> [REQUIRED TASK] Reproduce the data exactly and drop any pictures it holds.
########
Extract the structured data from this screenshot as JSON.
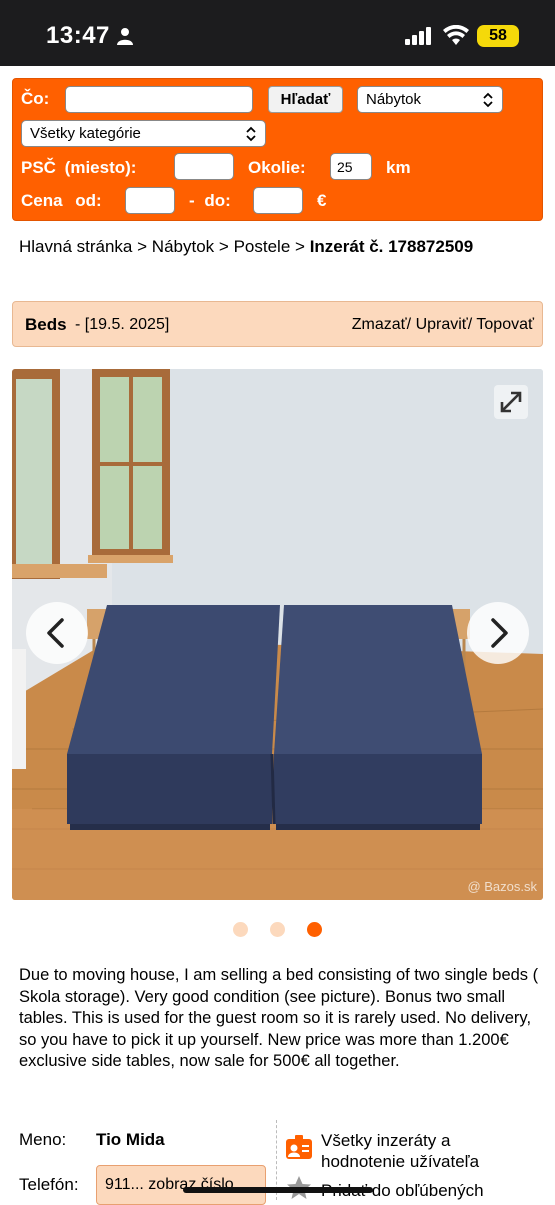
{
  "status_bar": {
    "time": "13:47",
    "battery": "58"
  },
  "search": {
    "co_label": "Čo:",
    "co_value": "",
    "search_button": "Hľadať",
    "section_select": "Nábytok",
    "category_select": "Všetky kategórie",
    "psc_label": "PSČ (miesto):",
    "psc_value": "",
    "okolie_label": "Okolie:",
    "okolie_value": "25",
    "km_label": "km",
    "cena_label": "Cena od:",
    "cena_od_value": "",
    "do_label": "- do:",
    "cena_do_value": "",
    "currency": "€"
  },
  "breadcrumb": {
    "home": "Hlavná stránka",
    "category": "Nábytok",
    "subcategory": "Postele",
    "current": "Inzerát č. 178872509",
    "separator": ">"
  },
  "listing": {
    "title": "Beds",
    "date": "- [19.5. 2025]",
    "actions": "Zmazať/ Upraviť/ Topovať",
    "watermark": "@ Bazos.sk",
    "image_count": 3,
    "active_image": 3,
    "description": "Due to moving house, I am selling a bed consisting of two single beds ( Skola storage). Very good condition (see picture). Bonus two small tables. This is used for the guest room so it is rarely used. No delivery, so you have to pick it up yourself. New price was more than 1.200€ exclusive side tables, now sale for 500€ all together."
  },
  "contact": {
    "name_label": "Meno:",
    "name_value": "Tio Mida",
    "phone_label": "Telefón:",
    "phone_value": "911... zobraz číslo",
    "all_ads_link": "Všetky inzeráty a hodnotenie užívateľa",
    "favorite_link": "Pridať do obľúbených"
  },
  "colors": {
    "accent": "#ff6000",
    "header_bg": "#fcd9bd"
  }
}
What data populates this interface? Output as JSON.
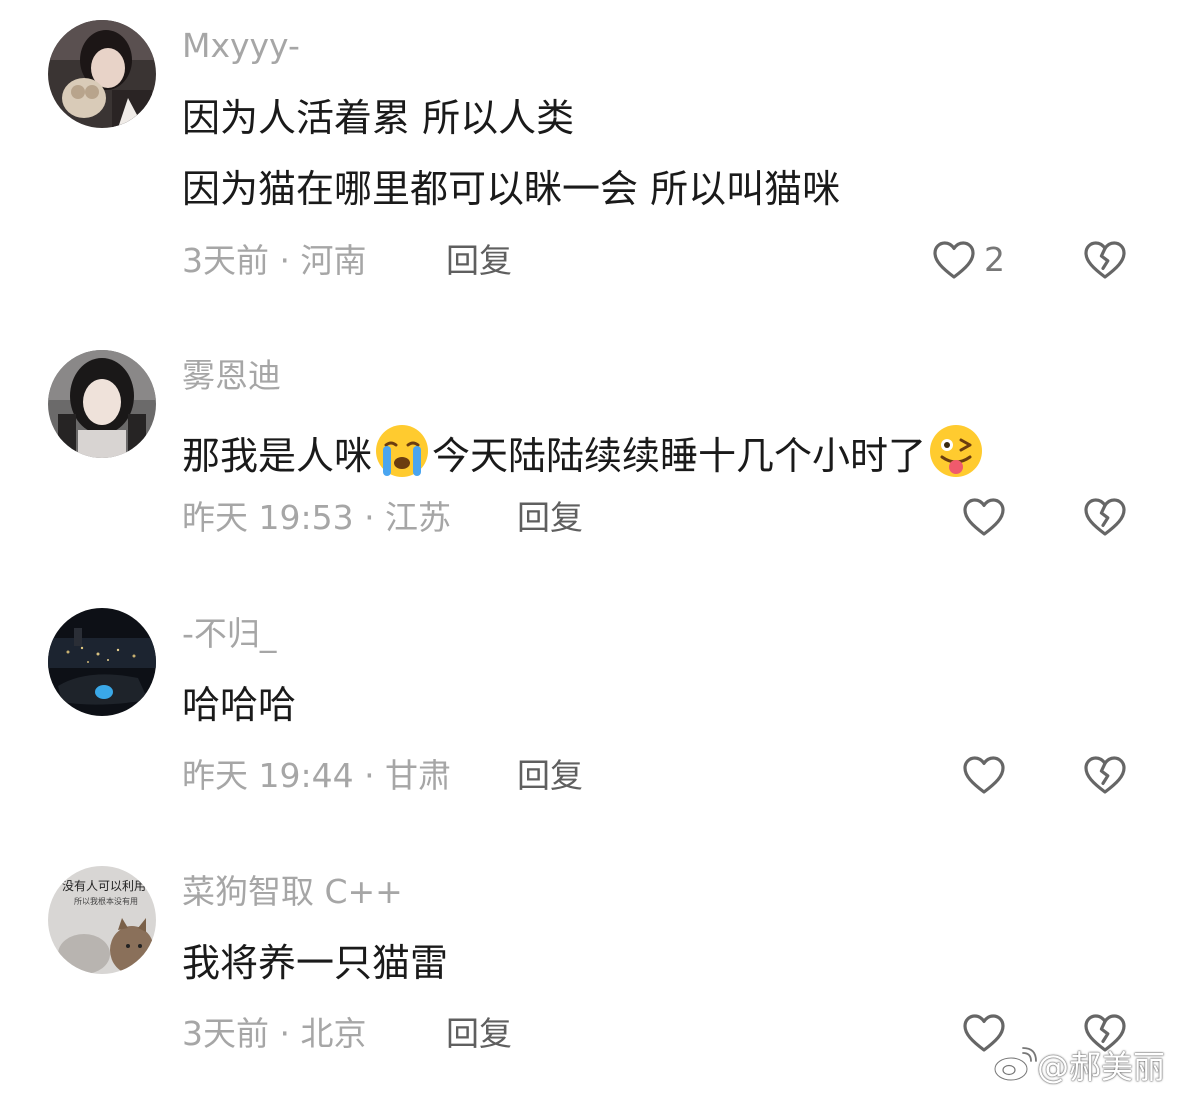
########
> [THE RESULT]
Extract the structured data from this screenshot as JSON.
{
  "status_bar": {
    "time": "13:47",
    "battery": "58"
  },
  "search": {
    "co_label": "Čo:",
    "co_value": "",
    "search_button": "Hľadať",
    "section_select": "Nábytok",
    "category_select": "Všetky kategórie",
    "psc_label": "PSČ (miesto):",
    "psc_value": "",
    "okolie_label": "Okolie:",
    "okolie_value": "25",
    "km_label": "km",
    "cena_label": "Cena od:",
    "cena_od_value": "",
    "do_label": "- do:",
    "cena_do_value": "",
    "currency": "€"
  },
  "breadcrumb": {
    "home": "Hlavná stránka",
    "category": "Nábytok",
    "subcategory": "Postele",
    "current": "Inzerát č. 178872509",
    "separator": ">"
  },
  "listing": {
    "title": "Beds",
    "date": "- [19.5. 2025]",
    "actions": "Zmazať/ Upraviť/ Topovať",
    "watermark": "@ Bazos.sk",
    "image_count": 3,
    "active_image": 3,
    "description": "Due to moving house, I am selling a bed consisting of two single beds ( Skola storage). Very good condition (see picture). Bonus two small tables. This is used for the guest room so it is rarely used. No delivery, so you have to pick it up yourself. New price was more than 1.200€ exclusive side tables, now sale for 500€ all together."
  },
  "contact": {
    "name_label": "Meno:",
    "name_value": "Tio Mida",
    "phone_label": "Telefón:",
    "phone_value": "911... zobraz číslo",
    "all_ads_link": "Všetky inzeráty a hodnotenie užívateľa",
    "favorite_link": "Pridať do obľúbených"
  },
  "colors": {
    "accent": "#ff6000",
    "header_bg": "#fcd9bd"
  }
}
What data populates this interface? Output as JSON.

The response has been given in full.